* [Goal] Identify the lines that contain the string "повреждения" and report only how many there are.

* [Available records]
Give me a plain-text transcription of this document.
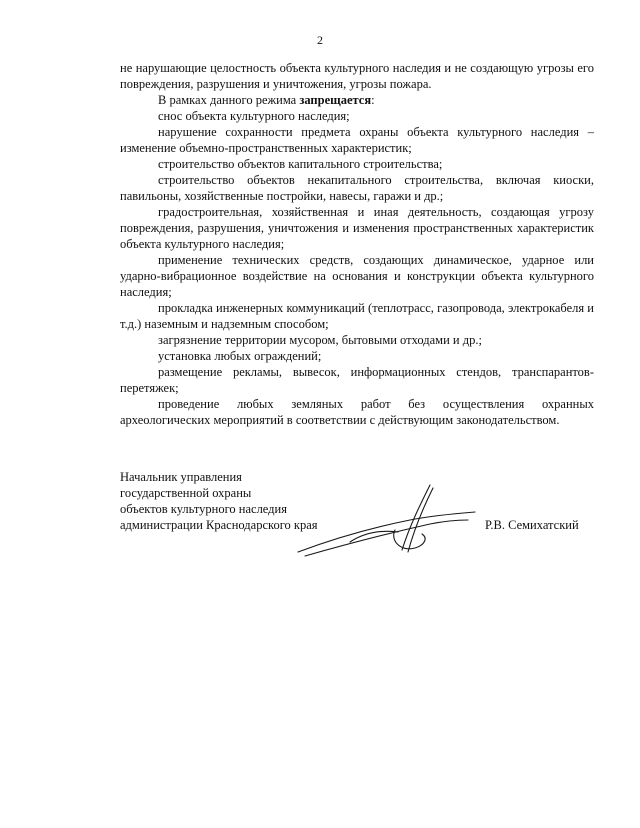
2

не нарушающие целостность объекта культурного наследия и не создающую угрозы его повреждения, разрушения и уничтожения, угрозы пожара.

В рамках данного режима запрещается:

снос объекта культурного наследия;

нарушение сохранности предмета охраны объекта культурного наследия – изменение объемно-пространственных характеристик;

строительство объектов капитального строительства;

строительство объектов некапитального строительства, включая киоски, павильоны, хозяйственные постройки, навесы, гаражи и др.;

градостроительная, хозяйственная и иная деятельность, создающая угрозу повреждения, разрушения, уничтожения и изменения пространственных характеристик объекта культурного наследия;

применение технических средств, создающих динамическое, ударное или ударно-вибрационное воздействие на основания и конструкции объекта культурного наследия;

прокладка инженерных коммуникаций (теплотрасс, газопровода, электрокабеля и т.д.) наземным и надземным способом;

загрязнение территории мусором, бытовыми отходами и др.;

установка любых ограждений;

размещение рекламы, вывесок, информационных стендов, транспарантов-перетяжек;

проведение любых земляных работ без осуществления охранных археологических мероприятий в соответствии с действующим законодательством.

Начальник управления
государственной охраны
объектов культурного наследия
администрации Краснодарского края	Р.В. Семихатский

...

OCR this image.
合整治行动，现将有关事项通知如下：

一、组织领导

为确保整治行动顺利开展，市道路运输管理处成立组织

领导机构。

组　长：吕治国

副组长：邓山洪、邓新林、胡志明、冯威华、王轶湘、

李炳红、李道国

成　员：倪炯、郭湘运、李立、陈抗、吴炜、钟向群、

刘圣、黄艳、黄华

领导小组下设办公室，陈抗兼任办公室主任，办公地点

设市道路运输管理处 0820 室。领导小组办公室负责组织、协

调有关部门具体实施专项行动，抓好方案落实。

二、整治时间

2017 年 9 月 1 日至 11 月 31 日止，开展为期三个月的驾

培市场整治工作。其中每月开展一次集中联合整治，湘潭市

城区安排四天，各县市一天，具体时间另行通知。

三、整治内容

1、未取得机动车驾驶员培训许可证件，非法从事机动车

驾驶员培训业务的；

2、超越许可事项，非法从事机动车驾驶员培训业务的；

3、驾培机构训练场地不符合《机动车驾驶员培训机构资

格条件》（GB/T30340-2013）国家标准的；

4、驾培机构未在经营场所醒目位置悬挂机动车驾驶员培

==

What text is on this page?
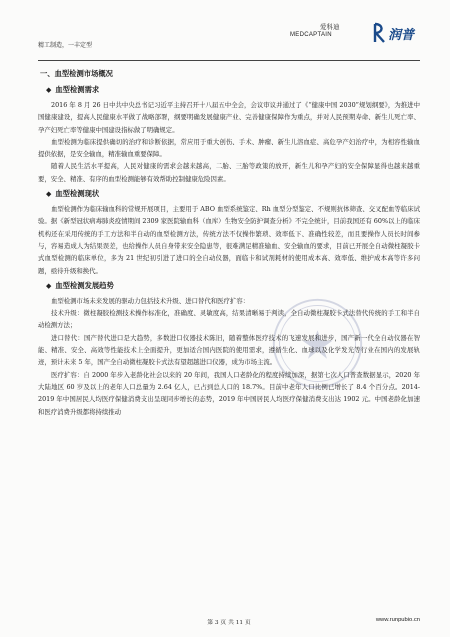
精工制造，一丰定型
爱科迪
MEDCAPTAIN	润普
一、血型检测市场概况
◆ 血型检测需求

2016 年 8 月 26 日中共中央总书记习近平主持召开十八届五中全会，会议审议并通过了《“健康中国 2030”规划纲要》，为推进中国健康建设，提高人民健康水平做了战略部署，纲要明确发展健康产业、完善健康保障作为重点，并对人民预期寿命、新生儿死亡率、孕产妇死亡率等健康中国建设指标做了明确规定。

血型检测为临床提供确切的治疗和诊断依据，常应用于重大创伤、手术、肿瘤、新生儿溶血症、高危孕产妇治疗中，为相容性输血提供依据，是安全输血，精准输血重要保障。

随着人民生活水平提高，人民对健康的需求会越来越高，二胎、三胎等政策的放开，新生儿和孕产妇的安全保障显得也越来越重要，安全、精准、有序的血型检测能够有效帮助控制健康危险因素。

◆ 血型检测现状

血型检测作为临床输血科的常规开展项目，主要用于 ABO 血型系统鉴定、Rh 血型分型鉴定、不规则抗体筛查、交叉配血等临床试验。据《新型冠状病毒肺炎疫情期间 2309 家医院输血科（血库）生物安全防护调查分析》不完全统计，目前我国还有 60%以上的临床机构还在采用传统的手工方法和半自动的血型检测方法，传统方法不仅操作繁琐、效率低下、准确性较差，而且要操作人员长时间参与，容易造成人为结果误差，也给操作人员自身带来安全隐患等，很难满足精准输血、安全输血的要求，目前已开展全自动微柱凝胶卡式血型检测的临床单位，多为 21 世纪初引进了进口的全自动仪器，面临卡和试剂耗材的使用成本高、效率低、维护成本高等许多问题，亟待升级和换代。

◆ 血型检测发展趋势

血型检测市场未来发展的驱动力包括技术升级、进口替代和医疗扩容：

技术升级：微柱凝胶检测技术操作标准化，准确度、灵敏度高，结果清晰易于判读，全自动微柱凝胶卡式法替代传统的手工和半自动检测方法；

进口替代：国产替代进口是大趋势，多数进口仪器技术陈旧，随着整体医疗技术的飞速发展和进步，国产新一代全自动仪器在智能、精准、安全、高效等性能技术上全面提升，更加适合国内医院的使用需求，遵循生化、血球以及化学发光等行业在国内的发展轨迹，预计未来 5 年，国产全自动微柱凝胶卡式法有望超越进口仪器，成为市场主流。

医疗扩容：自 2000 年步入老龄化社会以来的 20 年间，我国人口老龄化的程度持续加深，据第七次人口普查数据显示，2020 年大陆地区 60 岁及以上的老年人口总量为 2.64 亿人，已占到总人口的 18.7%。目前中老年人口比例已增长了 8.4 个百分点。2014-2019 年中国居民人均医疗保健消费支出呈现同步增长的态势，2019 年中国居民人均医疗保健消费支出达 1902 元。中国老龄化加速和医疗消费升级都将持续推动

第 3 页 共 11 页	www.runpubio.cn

* [Exercise output] 2